[What you should do] Omit the images, then output each of the records below exactly.

[Extracted data entries]

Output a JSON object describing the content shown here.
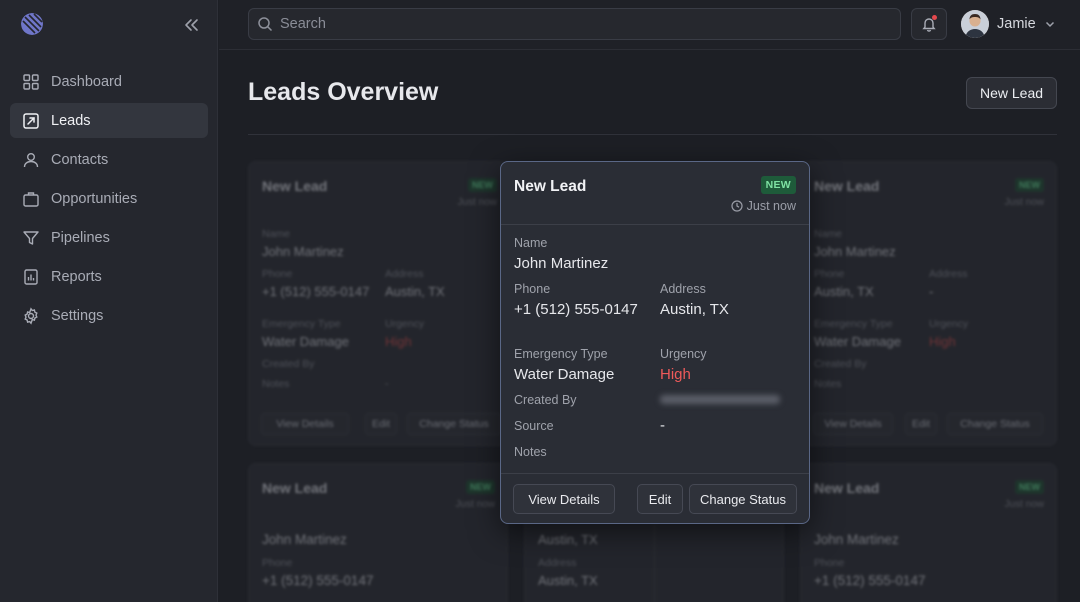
{
  "sidebar": {
    "items": [
      {
        "label": "Dashboard",
        "icon": "dashboard-icon"
      },
      {
        "label": "Leads",
        "icon": "leads-icon",
        "active": true
      },
      {
        "label": "Contacts",
        "icon": "contacts-icon"
      },
      {
        "label": "Opportunities",
        "icon": "briefcase-icon"
      },
      {
        "label": "Pipelines",
        "icon": "funnel-icon"
      },
      {
        "label": "Reports",
        "icon": "report-icon"
      },
      {
        "label": "Settings",
        "icon": "gear-icon"
      }
    ]
  },
  "topbar": {
    "search_placeholder": "Search",
    "user_name": "Jamie"
  },
  "main": {
    "title": "Leads Overview",
    "new_lead_label": "New Lead"
  },
  "popup": {
    "title": "New Lead",
    "badge": "NEW",
    "time": "Just now",
    "fields": {
      "name_label": "Name",
      "name": "John Martinez",
      "phone_label": "Phone",
      "phone": "+1 (512) 555-0147",
      "address_label": "Address",
      "address": "Austin, TX",
      "emergency_label": "Emergency Type",
      "emergency": "Water Damage",
      "urgency_label": "Urgency",
      "urgency": "High",
      "created_by_label": "Created By",
      "source_label": "Source",
      "source": "-",
      "notes_label": "Notes"
    },
    "buttons": {
      "view": "View Details",
      "edit": "Edit",
      "status": "Change Status"
    }
  },
  "bg_cards": [
    {
      "title": "New Lead",
      "badge": "NEW",
      "time": "Just now",
      "name_label": "Name",
      "name": "John Martinez",
      "phone_label": "Phone",
      "phone": "+1 (512) 555-0147",
      "address_label": "Address",
      "address": "Austin, TX",
      "emergency_label": "Emergency Type",
      "emergency": "Water Damage",
      "urgency_label": "Urgency",
      "urgency": "High",
      "created_by_label": "Created By",
      "notes_label": "Notes",
      "notes": "-",
      "btn_view": "View Details",
      "btn_edit": "Edit",
      "btn_status": "Change Status"
    },
    {
      "title": "New Lead",
      "badge": "NEW",
      "time": "Just now",
      "name_label": "Name",
      "name": "John Martinez",
      "phone_label": "Phone",
      "phone": "Austin, TX",
      "address_label": "Address",
      "address": "-",
      "emergency_label": "Emergency Type",
      "emergency": "Water Damage",
      "urgency_label": "Urgency",
      "urgency": "High",
      "created_by_label": "Created By",
      "notes_label": "Notes",
      "btn_view": "View Details",
      "btn_edit": "Edit",
      "btn_status": "Change Status"
    },
    {
      "title": "New Lead",
      "badge": "NEW",
      "time": "Just now",
      "name": "John Martinez",
      "phone_label": "Phone",
      "phone": "+1 (512) 555-0147"
    },
    {
      "value1": "Austin, TX",
      "address_label": "Address",
      "address": "Austin, TX"
    },
    {
      "title": "New Lead",
      "badge": "NEW",
      "time": "Just now",
      "name": "John Martinez",
      "phone_label": "Phone",
      "phone": "+1 (512) 555-0147"
    }
  ],
  "colors": {
    "accent_border": "#5a6786",
    "badge_green": "#7ee2a3",
    "urgency_high": "#ee5a5a"
  }
}
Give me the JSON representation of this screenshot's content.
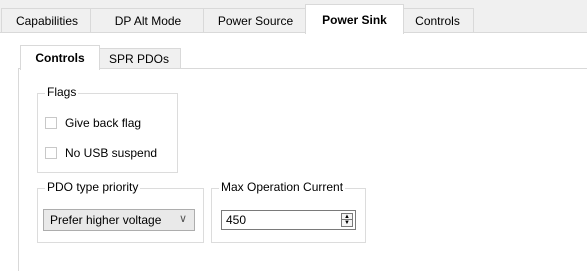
{
  "outer_tabs": [
    {
      "label": "Capabilities"
    },
    {
      "label": "DP Alt Mode"
    },
    {
      "label": "Power Source"
    },
    {
      "label": "Power Sink"
    },
    {
      "label": "Controls"
    }
  ],
  "inner_tabs": [
    {
      "label": "Controls"
    },
    {
      "label": "SPR PDOs"
    }
  ],
  "flags_group": {
    "title": "Flags",
    "give_back_label": "Give back flag",
    "give_back_checked": false,
    "no_usb_suspend_label": "No USB suspend",
    "no_usb_suspend_checked": false
  },
  "pdo_group": {
    "title": "PDO type priority",
    "selected": "Prefer higher voltage",
    "chevron_icon": "chevron-down-icon"
  },
  "current_group": {
    "title": "Max Operation Current",
    "value": "450"
  }
}
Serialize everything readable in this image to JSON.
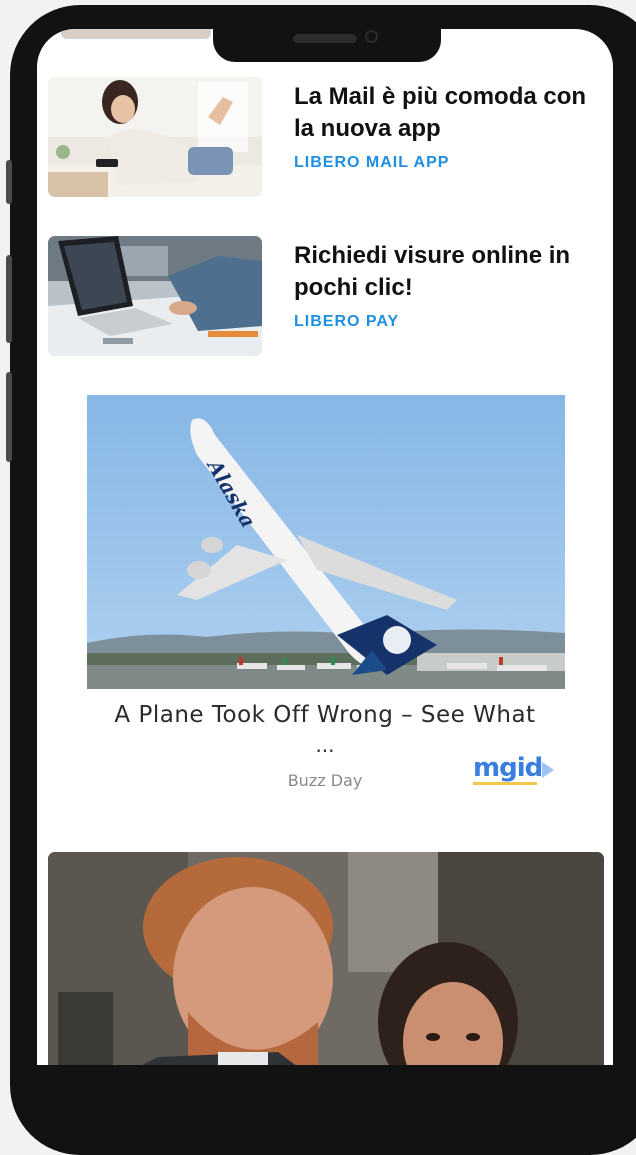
{
  "articles": [
    {
      "title": "La Mail è più comoda con la nuova app",
      "source": "LIBERO MAIL APP",
      "image": "woman-with-phone-photo"
    },
    {
      "title": "Richiedi visure online in pochi clic!",
      "source": "LIBERO PAY",
      "image": "laptop-desk-photo"
    }
  ],
  "ad": {
    "title": "A Plane Took Off Wrong – See What",
    "ellipsis": "...",
    "source": "Buzz Day",
    "brand": "mgid",
    "image": "airplane-takeoff-photo",
    "aircraft_livery": "Alaska"
  },
  "next_article": {
    "image": "couple-portrait-photo"
  },
  "colors": {
    "source_label": "#1f8fe0",
    "brand": "#3a7ee0",
    "frame": "#121212"
  }
}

[Problem solution]
Output a JSON object describing the content shown here.
{
  "sidebar": {
    "items": [
      {
        "label": "Dashboard",
        "icon": "dashboard-icon"
      },
      {
        "label": "Leads",
        "icon": "leads-icon",
        "active": true
      },
      {
        "label": "Contacts",
        "icon": "contacts-icon"
      },
      {
        "label": "Opportunities",
        "icon": "briefcase-icon"
      },
      {
        "label": "Pipelines",
        "icon": "funnel-icon"
      },
      {
        "label": "Reports",
        "icon": "report-icon"
      },
      {
        "label": "Settings",
        "icon": "gear-icon"
      }
    ]
  },
  "topbar": {
    "search_placeholder": "Search",
    "user_name": "Jamie"
  },
  "main": {
    "title": "Leads Overview",
    "new_lead_label": "New Lead"
  },
  "popup": {
    "title": "New Lead",
    "badge": "NEW",
    "time": "Just now",
    "fields": {
      "name_label": "Name",
      "name": "John Martinez",
      "phone_label": "Phone",
      "phone": "+1 (512) 555-0147",
      "address_label": "Address",
      "address": "Austin, TX",
      "emergency_label": "Emergency Type",
      "emergency": "Water Damage",
      "urgency_label": "Urgency",
      "urgency": "High",
      "created_by_label": "Created By",
      "source_label": "Source",
      "source": "-",
      "notes_label": "Notes"
    },
    "buttons": {
      "view": "View Details",
      "edit": "Edit",
      "status": "Change Status"
    }
  },
  "bg_cards": [
    {
      "title": "New Lead",
      "badge": "NEW",
      "time": "Just now",
      "name_label": "Name",
      "name": "John Martinez",
      "phone_label": "Phone",
      "phone": "+1 (512) 555-0147",
      "address_label": "Address",
      "address": "Austin, TX",
      "emergency_label": "Emergency Type",
      "emergency": "Water Damage",
      "urgency_label": "Urgency",
      "urgency": "High",
      "created_by_label": "Created By",
      "notes_label": "Notes",
      "notes": "-",
      "btn_view": "View Details",
      "btn_edit": "Edit",
      "btn_status": "Change Status"
    },
    {
      "title": "New Lead",
      "badge": "NEW",
      "time": "Just now",
      "name_label": "Name",
      "name": "John Martinez",
      "phone_label": "Phone",
      "phone": "Austin, TX",
      "address_label": "Address",
      "address": "-",
      "emergency_label": "Emergency Type",
      "emergency": "Water Damage",
      "urgency_label": "Urgency",
      "urgency": "High",
      "created_by_label": "Created By",
      "notes_label": "Notes",
      "btn_view": "View Details",
      "btn_edit": "Edit",
      "btn_status": "Change Status"
    },
    {
      "title": "New Lead",
      "badge": "NEW",
      "time": "Just now",
      "name": "John Martinez",
      "phone_label": "Phone",
      "phone": "+1 (512) 555-0147"
    },
    {
      "value1": "Austin, TX",
      "address_label": "Address",
      "address": "Austin, TX"
    },
    {
      "title": "New Lead",
      "badge": "NEW",
      "time": "Just now",
      "name": "John Martinez",
      "phone_label": "Phone",
      "phone": "+1 (512) 555-0147"
    }
  ],
  "colors": {
    "accent_border": "#5a6786",
    "badge_green": "#7ee2a3",
    "urgency_high": "#ee5a5a"
  }
}
Give me the JSON representation of this screenshot's content.
{
  "outer_tabs": [
    {
      "label": "Capabilities"
    },
    {
      "label": "DP Alt Mode"
    },
    {
      "label": "Power Source"
    },
    {
      "label": "Power Sink"
    },
    {
      "label": "Controls"
    }
  ],
  "inner_tabs": [
    {
      "label": "Controls"
    },
    {
      "label": "SPR PDOs"
    }
  ],
  "flags_group": {
    "title": "Flags",
    "give_back_label": "Give back flag",
    "give_back_checked": false,
    "no_usb_suspend_label": "No USB suspend",
    "no_usb_suspend_checked": false
  },
  "pdo_group": {
    "title": "PDO type priority",
    "selected": "Prefer higher voltage",
    "chevron_icon": "chevron-down-icon"
  },
  "current_group": {
    "title": "Max Operation Current",
    "value": "450"
  }
}
Serialize everything readable in this image to JSON.
{
  "articles": [
    {
      "title": "La Mail è più comoda con la nuova app",
      "source": "LIBERO MAIL APP",
      "image": "woman-with-phone-photo"
    },
    {
      "title": "Richiedi visure online in pochi clic!",
      "source": "LIBERO PAY",
      "image": "laptop-desk-photo"
    }
  ],
  "ad": {
    "title": "A Plane Took Off Wrong – See What",
    "ellipsis": "...",
    "source": "Buzz Day",
    "brand": "mgid",
    "image": "airplane-takeoff-photo",
    "aircraft_livery": "Alaska"
  },
  "next_article": {
    "image": "couple-portrait-photo"
  },
  "colors": {
    "source_label": "#1f8fe0",
    "brand": "#3a7ee0",
    "frame": "#121212"
  }
}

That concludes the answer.